- [Task]: Below are the entries; output exactly the lines from the one containing "Reverse-engineer this chart into JSON." through the final line, inclusive.

- [Given records]:
■ ■ ■

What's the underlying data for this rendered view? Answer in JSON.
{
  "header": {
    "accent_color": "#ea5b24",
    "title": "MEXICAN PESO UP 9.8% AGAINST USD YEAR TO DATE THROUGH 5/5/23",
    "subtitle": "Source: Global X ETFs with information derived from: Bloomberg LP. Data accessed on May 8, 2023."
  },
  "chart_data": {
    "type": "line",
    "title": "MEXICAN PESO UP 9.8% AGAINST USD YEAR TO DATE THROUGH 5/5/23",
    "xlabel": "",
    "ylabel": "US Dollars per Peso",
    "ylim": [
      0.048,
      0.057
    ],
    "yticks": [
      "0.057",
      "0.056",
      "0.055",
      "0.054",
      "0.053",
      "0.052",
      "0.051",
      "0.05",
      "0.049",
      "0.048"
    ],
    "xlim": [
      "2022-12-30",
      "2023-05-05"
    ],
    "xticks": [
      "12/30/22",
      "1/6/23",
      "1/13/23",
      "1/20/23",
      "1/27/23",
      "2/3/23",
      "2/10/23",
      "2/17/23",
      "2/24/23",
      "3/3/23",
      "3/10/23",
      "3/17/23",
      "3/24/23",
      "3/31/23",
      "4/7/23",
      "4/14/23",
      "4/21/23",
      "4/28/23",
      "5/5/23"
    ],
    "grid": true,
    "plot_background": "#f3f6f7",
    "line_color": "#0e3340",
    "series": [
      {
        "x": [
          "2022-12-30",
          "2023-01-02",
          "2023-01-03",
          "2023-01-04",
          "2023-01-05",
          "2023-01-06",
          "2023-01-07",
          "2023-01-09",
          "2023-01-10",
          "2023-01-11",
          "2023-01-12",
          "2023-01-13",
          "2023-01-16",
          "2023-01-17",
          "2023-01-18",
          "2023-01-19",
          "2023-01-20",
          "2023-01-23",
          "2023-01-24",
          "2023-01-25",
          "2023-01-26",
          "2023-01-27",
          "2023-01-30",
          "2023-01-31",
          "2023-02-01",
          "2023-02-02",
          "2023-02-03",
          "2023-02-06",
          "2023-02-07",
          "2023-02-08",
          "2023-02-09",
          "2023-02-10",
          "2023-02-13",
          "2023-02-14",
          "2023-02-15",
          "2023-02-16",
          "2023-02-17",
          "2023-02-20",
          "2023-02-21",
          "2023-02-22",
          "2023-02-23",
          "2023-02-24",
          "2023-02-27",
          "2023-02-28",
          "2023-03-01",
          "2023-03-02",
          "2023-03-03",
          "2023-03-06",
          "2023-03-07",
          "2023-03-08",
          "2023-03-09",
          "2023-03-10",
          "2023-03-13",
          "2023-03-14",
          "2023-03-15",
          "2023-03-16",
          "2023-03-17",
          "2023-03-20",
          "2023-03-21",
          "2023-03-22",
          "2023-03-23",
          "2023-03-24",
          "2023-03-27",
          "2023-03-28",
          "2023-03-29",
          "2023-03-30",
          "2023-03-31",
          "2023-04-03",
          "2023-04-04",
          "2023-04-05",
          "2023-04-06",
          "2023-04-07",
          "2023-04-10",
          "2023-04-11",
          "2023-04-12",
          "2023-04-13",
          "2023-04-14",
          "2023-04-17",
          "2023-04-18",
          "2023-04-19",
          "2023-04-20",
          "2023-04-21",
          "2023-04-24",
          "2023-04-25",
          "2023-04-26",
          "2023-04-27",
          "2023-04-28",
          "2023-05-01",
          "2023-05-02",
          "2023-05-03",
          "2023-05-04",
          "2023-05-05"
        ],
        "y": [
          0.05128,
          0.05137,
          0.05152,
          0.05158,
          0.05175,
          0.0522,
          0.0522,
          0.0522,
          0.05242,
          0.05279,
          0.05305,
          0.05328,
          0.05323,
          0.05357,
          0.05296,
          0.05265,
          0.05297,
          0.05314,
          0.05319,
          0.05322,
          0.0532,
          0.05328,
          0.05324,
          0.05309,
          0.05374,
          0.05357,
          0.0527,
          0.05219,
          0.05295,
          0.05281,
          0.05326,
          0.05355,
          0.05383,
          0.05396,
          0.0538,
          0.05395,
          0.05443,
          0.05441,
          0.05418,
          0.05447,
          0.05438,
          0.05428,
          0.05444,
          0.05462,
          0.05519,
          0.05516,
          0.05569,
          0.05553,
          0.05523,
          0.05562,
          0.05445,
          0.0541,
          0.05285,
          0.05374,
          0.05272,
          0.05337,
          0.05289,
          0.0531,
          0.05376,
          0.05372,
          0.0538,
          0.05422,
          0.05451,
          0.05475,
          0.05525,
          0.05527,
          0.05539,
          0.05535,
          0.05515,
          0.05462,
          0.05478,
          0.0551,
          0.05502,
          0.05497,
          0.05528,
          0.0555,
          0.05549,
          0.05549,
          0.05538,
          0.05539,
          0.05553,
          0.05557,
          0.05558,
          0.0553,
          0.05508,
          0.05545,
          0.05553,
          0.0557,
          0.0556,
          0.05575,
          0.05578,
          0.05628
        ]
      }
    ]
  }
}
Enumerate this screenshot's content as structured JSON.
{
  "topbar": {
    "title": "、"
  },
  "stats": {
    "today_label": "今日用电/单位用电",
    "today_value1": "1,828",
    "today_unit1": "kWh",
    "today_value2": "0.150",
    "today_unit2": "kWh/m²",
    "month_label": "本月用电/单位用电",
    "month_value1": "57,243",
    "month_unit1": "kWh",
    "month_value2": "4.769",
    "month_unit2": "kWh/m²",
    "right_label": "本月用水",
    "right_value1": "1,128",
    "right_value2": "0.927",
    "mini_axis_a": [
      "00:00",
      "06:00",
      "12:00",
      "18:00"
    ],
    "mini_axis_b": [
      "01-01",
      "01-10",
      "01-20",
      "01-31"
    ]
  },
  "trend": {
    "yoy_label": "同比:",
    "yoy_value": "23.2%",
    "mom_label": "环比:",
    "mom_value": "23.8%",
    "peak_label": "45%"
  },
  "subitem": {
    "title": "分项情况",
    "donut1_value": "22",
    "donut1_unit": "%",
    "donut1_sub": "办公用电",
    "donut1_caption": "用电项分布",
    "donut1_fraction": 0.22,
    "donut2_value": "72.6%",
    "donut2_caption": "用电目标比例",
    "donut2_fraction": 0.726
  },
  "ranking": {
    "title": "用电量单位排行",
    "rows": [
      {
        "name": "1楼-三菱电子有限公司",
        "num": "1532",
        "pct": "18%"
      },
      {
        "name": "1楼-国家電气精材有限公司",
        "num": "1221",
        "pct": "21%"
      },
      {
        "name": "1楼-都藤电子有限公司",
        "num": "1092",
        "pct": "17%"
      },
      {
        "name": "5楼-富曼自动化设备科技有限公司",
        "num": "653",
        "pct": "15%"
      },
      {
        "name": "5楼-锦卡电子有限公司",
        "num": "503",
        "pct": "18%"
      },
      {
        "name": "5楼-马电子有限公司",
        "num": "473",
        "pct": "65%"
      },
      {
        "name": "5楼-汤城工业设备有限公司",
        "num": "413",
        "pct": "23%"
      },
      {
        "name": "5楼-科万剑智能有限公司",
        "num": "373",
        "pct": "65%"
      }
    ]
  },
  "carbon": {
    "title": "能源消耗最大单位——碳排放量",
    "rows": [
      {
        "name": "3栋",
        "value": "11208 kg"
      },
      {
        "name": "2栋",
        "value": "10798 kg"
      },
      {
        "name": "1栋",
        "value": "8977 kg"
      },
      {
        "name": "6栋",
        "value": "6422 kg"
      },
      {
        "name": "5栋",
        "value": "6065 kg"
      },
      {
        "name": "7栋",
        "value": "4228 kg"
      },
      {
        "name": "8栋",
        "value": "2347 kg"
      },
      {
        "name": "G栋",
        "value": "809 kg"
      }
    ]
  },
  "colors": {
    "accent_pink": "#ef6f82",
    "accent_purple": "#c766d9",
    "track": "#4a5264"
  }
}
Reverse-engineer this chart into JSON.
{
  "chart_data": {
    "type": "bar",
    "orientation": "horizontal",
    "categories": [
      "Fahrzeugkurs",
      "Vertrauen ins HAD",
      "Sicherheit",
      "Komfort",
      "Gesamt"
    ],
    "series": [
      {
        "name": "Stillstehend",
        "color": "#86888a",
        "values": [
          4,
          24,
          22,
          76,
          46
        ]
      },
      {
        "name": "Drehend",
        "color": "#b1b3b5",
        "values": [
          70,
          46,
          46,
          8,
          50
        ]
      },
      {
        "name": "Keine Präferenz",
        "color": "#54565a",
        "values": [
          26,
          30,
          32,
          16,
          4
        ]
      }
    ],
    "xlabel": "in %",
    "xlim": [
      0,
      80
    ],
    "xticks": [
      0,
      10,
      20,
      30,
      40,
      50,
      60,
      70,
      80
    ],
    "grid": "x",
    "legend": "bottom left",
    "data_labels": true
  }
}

■ ■ ■

- [Response for this exercise]:
Reverse-engineer this chart into JSON.
{
  "chart_data": {
    "type": "bar",
    "orientation": "horizontal",
    "categories": [
      "Fahrzeugkurs",
      "Vertrauen ins HAD",
      "Sicherheit",
      "Komfort",
      "Gesamt"
    ],
    "series": [
      {
        "name": "Stillstehend",
        "color": "#86888a",
        "values": [
          4,
          24,
          22,
          76,
          46
        ]
      },
      {
        "name": "Drehend",
        "color": "#b1b3b5",
        "values": [
          70,
          46,
          46,
          8,
          50
        ]
      },
      {
        "name": "Keine Präferenz",
        "color": "#54565a",
        "values": [
          26,
          30,
          32,
          16,
          4
        ]
      }
    ],
    "xlabel": "in %",
    "xlim": [
      0,
      80
    ],
    "xticks": [
      0,
      10,
      20,
      30,
      40,
      50,
      60,
      70,
      80
    ],
    "grid": "x",
    "legend": "bottom left",
    "data_labels": true
  }
}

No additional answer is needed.